(begin)

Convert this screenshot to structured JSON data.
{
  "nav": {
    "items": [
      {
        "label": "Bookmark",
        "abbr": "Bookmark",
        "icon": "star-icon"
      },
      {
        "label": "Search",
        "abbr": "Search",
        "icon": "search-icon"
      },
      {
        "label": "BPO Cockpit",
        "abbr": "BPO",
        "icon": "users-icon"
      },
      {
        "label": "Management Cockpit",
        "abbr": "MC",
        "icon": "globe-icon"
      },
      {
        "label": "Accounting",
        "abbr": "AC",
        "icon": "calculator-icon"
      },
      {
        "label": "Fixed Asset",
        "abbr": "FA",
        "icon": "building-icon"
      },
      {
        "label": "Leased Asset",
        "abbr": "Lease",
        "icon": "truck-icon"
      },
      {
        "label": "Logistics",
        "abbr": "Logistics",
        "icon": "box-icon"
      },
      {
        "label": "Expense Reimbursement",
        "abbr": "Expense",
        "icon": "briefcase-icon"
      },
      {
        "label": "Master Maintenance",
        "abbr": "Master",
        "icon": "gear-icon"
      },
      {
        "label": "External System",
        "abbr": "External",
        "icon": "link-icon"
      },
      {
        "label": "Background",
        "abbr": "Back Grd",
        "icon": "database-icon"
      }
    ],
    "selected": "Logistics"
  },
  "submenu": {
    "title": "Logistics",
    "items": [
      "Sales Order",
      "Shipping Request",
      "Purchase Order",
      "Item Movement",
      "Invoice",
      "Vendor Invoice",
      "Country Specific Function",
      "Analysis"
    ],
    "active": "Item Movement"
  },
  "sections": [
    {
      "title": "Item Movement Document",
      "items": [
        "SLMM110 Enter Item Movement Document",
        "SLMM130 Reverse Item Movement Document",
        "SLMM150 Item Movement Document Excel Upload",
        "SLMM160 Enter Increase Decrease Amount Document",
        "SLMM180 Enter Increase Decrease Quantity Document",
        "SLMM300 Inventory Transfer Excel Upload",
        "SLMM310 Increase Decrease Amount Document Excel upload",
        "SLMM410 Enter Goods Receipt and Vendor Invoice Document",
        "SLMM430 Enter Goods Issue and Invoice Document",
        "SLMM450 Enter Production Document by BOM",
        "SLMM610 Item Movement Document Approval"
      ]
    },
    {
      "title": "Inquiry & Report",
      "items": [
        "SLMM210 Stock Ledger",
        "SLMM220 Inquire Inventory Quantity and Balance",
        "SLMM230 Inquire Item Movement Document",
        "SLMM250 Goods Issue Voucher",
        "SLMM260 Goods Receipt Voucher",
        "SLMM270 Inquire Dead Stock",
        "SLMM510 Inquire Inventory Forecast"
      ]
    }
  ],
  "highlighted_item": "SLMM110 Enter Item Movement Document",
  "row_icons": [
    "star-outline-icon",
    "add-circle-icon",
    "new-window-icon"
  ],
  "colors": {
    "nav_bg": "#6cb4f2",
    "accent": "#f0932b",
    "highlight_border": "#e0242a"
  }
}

(end)

→ **EXERCISE AIM**
Copy every line above that holds the word "Goods".

→ **WRITTEN SOLUTION**
        "SLMM410 Enter Goods Receipt and Vendor Invoice Document",
        "SLMM430 Enter Goods Issue and Invoice Document",
        "SLMM250 Goods Issue Voucher",
        "SLMM260 Goods Receipt Voucher",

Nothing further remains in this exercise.